Locate "What data populates" in the listing. Transcribe the line that contains it and every line that follows, through the last, omitting all pictures.

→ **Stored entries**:
+ + + + + + +
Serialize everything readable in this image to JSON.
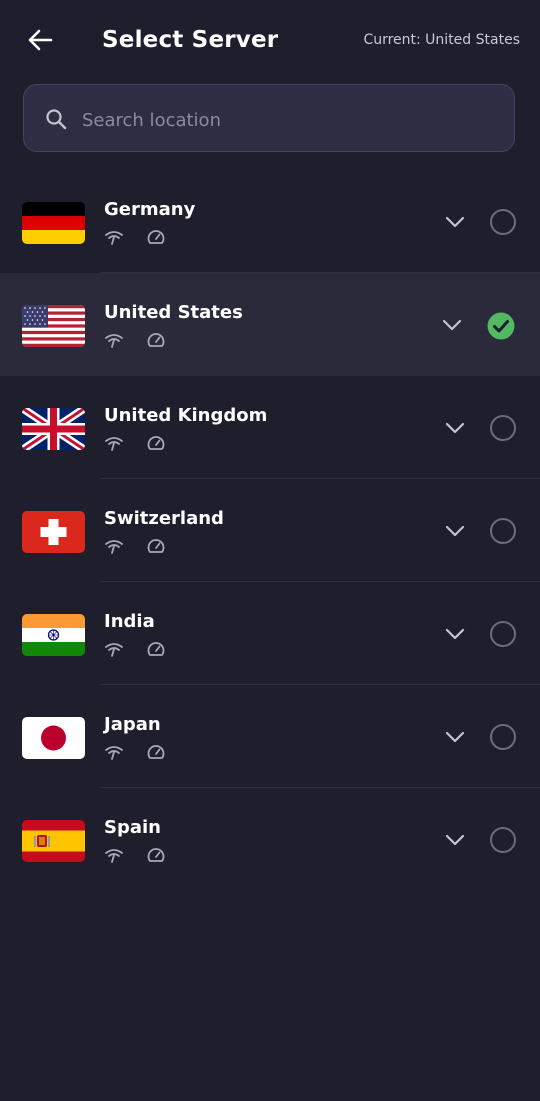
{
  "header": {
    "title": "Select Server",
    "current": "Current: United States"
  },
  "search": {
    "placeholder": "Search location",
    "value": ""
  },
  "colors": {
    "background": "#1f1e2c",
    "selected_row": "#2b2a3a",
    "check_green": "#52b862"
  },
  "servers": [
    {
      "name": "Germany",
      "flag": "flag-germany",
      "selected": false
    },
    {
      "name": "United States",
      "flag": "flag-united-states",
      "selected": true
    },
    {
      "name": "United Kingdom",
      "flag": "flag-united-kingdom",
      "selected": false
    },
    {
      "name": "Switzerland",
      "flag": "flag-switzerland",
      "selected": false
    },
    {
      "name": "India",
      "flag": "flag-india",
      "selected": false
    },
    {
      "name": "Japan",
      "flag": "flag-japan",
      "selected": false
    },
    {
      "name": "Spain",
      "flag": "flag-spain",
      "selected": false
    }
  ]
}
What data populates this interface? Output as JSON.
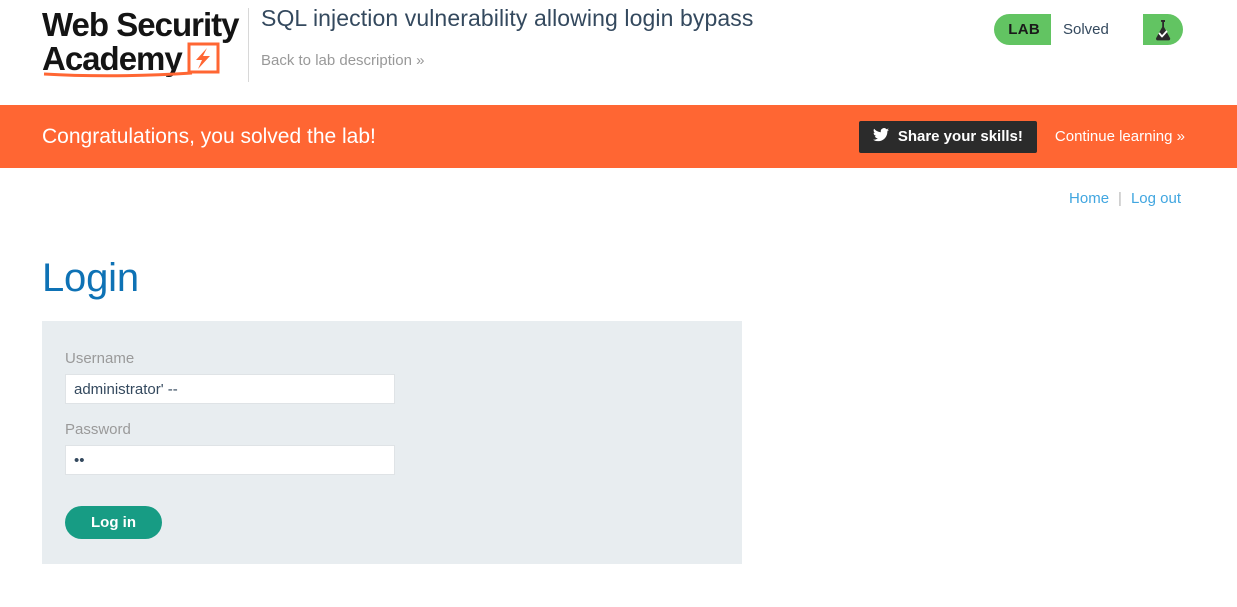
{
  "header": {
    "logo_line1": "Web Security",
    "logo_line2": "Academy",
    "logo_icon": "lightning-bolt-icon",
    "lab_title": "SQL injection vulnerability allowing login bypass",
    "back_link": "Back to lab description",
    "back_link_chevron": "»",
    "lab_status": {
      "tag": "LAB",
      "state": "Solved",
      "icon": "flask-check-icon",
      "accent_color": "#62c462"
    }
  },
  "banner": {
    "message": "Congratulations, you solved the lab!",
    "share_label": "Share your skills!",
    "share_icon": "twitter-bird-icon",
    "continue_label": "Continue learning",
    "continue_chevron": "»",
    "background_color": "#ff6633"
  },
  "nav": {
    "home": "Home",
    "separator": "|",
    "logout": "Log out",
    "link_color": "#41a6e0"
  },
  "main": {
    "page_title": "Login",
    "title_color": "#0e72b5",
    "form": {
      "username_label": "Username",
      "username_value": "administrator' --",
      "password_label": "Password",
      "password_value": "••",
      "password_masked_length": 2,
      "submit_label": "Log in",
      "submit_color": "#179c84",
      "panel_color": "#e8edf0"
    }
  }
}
+ + + + + + +
→ **The solution**:
What data populates this interface? Output as JSON.
{
  "header": {
    "logo_line1": "Web Security",
    "logo_line2": "Academy",
    "logo_icon": "lightning-bolt-icon",
    "lab_title": "SQL injection vulnerability allowing login bypass",
    "back_link": "Back to lab description",
    "back_link_chevron": "»",
    "lab_status": {
      "tag": "LAB",
      "state": "Solved",
      "icon": "flask-check-icon",
      "accent_color": "#62c462"
    }
  },
  "banner": {
    "message": "Congratulations, you solved the lab!",
    "share_label": "Share your skills!",
    "share_icon": "twitter-bird-icon",
    "continue_label": "Continue learning",
    "continue_chevron": "»",
    "background_color": "#ff6633"
  },
  "nav": {
    "home": "Home",
    "separator": "|",
    "logout": "Log out",
    "link_color": "#41a6e0"
  },
  "main": {
    "page_title": "Login",
    "title_color": "#0e72b5",
    "form": {
      "username_label": "Username",
      "username_value": "administrator' --",
      "password_label": "Password",
      "password_value": "••",
      "password_masked_length": 2,
      "submit_label": "Log in",
      "submit_color": "#179c84",
      "panel_color": "#e8edf0"
    }
  }
}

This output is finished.